(Collected data)
───
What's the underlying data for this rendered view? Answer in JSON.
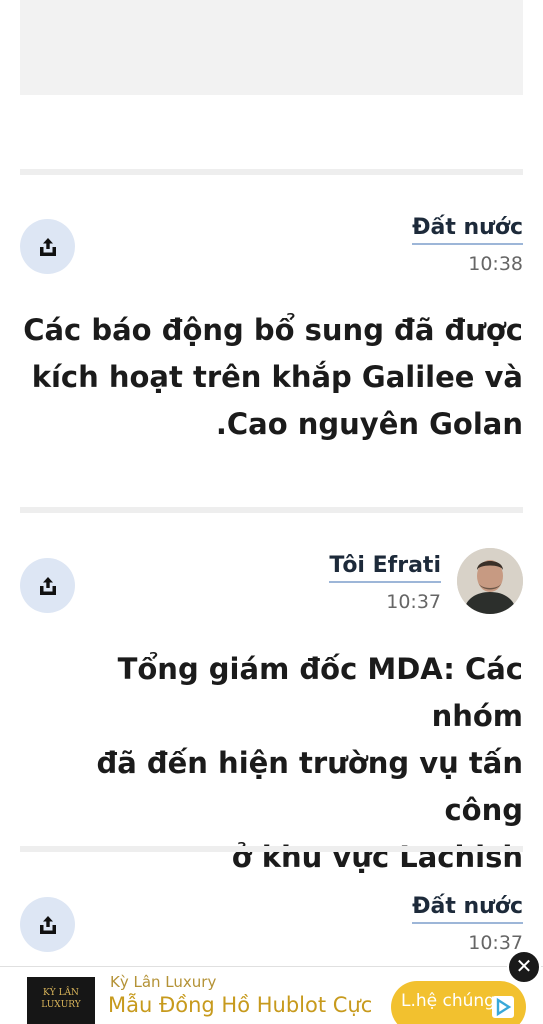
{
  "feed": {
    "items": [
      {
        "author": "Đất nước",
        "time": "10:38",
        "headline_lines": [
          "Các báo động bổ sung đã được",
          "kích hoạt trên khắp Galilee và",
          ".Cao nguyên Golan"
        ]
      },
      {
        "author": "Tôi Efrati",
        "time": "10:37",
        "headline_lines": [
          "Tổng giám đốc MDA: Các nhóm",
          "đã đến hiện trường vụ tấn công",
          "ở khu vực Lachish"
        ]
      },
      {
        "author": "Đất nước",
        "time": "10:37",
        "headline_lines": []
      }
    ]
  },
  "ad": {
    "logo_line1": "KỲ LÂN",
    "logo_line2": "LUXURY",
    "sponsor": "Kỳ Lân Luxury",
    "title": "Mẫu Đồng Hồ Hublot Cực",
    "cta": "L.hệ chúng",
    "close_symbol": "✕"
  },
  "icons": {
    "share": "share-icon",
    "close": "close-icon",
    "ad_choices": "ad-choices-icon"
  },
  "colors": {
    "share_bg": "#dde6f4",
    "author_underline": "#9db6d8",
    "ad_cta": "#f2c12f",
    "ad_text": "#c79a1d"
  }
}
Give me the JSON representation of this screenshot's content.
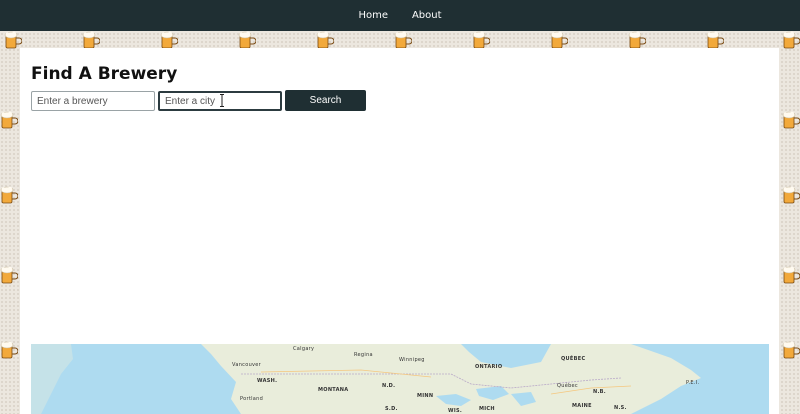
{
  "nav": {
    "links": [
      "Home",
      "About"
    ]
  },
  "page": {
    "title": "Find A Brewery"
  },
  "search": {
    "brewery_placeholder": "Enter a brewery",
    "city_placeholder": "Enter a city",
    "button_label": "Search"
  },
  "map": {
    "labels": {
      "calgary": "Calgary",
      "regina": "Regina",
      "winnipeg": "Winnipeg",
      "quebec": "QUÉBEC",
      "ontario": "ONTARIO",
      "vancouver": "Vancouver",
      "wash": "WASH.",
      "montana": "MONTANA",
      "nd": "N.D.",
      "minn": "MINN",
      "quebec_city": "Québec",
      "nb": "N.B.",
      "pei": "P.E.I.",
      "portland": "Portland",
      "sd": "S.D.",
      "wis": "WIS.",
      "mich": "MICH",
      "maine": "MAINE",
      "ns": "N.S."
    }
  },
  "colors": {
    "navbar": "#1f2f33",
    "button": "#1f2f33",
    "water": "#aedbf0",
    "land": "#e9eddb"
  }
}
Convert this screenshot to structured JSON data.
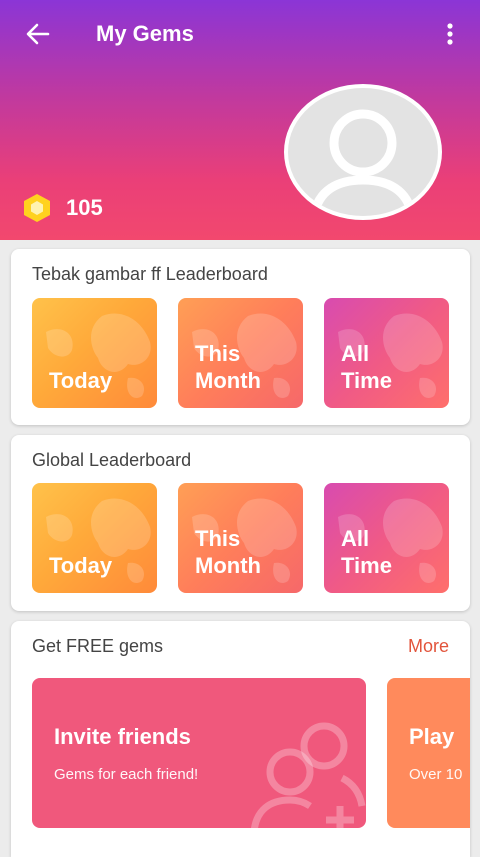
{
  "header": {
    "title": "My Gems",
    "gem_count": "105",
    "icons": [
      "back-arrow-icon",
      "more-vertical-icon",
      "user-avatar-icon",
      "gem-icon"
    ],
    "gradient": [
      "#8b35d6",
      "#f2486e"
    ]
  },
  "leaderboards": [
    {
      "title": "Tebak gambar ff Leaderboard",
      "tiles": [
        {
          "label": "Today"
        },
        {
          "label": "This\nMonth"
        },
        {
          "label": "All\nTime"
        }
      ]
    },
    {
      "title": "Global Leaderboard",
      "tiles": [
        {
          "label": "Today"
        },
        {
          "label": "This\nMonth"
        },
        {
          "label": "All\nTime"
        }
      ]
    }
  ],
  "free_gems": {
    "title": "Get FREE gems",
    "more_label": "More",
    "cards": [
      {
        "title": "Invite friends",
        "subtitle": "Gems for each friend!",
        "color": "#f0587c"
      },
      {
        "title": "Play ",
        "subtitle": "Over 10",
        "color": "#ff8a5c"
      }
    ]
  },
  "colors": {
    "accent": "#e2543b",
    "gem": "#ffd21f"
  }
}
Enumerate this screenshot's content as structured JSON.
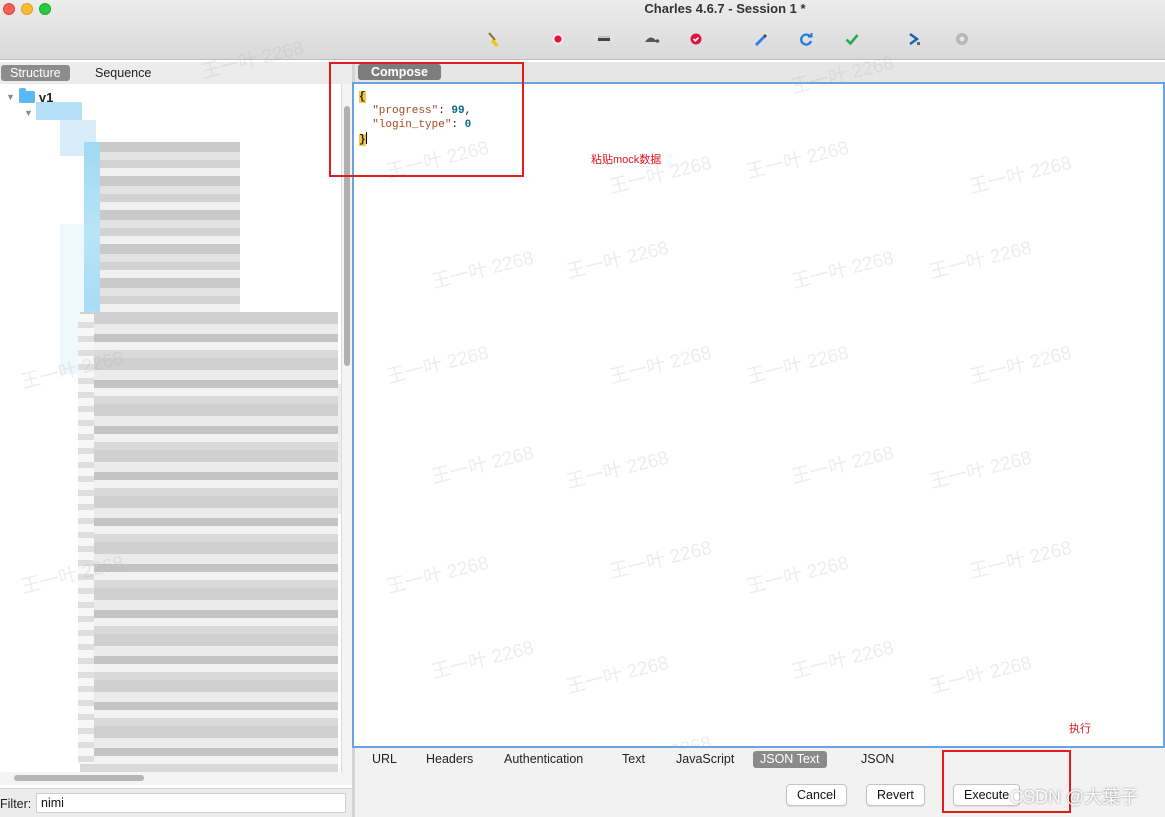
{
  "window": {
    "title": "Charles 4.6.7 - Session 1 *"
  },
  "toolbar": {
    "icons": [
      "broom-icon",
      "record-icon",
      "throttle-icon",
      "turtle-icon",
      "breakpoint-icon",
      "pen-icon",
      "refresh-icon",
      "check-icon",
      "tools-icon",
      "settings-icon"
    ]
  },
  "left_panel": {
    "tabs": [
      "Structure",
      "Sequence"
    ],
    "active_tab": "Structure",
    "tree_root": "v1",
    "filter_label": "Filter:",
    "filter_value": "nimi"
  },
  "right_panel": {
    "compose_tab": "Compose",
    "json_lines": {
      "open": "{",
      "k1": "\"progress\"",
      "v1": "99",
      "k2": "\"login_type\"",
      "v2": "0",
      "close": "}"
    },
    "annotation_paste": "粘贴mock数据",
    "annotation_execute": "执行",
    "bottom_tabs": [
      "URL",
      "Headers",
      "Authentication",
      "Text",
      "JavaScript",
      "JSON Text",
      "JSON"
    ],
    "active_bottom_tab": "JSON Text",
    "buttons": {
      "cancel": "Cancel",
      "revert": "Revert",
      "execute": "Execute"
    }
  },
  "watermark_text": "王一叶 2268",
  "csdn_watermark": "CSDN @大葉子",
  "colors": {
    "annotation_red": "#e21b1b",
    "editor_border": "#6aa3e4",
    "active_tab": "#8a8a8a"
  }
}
───
### Exercise goal
Exactly the lines from the one with "Enumerate this screenshot's" through the end of the listing above are to be repeated, with no pictures.

### Exercise answer
Enumerate this screenshot's content as structured JSON.
{
  "window": {
    "title": "Charles 4.6.7 - Session 1 *"
  },
  "toolbar": {
    "icons": [
      "broom-icon",
      "record-icon",
      "throttle-icon",
      "turtle-icon",
      "breakpoint-icon",
      "pen-icon",
      "refresh-icon",
      "check-icon",
      "tools-icon",
      "settings-icon"
    ]
  },
  "left_panel": {
    "tabs": [
      "Structure",
      "Sequence"
    ],
    "active_tab": "Structure",
    "tree_root": "v1",
    "filter_label": "Filter:",
    "filter_value": "nimi"
  },
  "right_panel": {
    "compose_tab": "Compose",
    "json_lines": {
      "open": "{",
      "k1": "\"progress\"",
      "v1": "99",
      "k2": "\"login_type\"",
      "v2": "0",
      "close": "}"
    },
    "annotation_paste": "粘贴mock数据",
    "annotation_execute": "执行",
    "bottom_tabs": [
      "URL",
      "Headers",
      "Authentication",
      "Text",
      "JavaScript",
      "JSON Text",
      "JSON"
    ],
    "active_bottom_tab": "JSON Text",
    "buttons": {
      "cancel": "Cancel",
      "revert": "Revert",
      "execute": "Execute"
    }
  },
  "watermark_text": "王一叶 2268",
  "csdn_watermark": "CSDN @大葉子",
  "colors": {
    "annotation_red": "#e21b1b",
    "editor_border": "#6aa3e4",
    "active_tab": "#8a8a8a"
  }
}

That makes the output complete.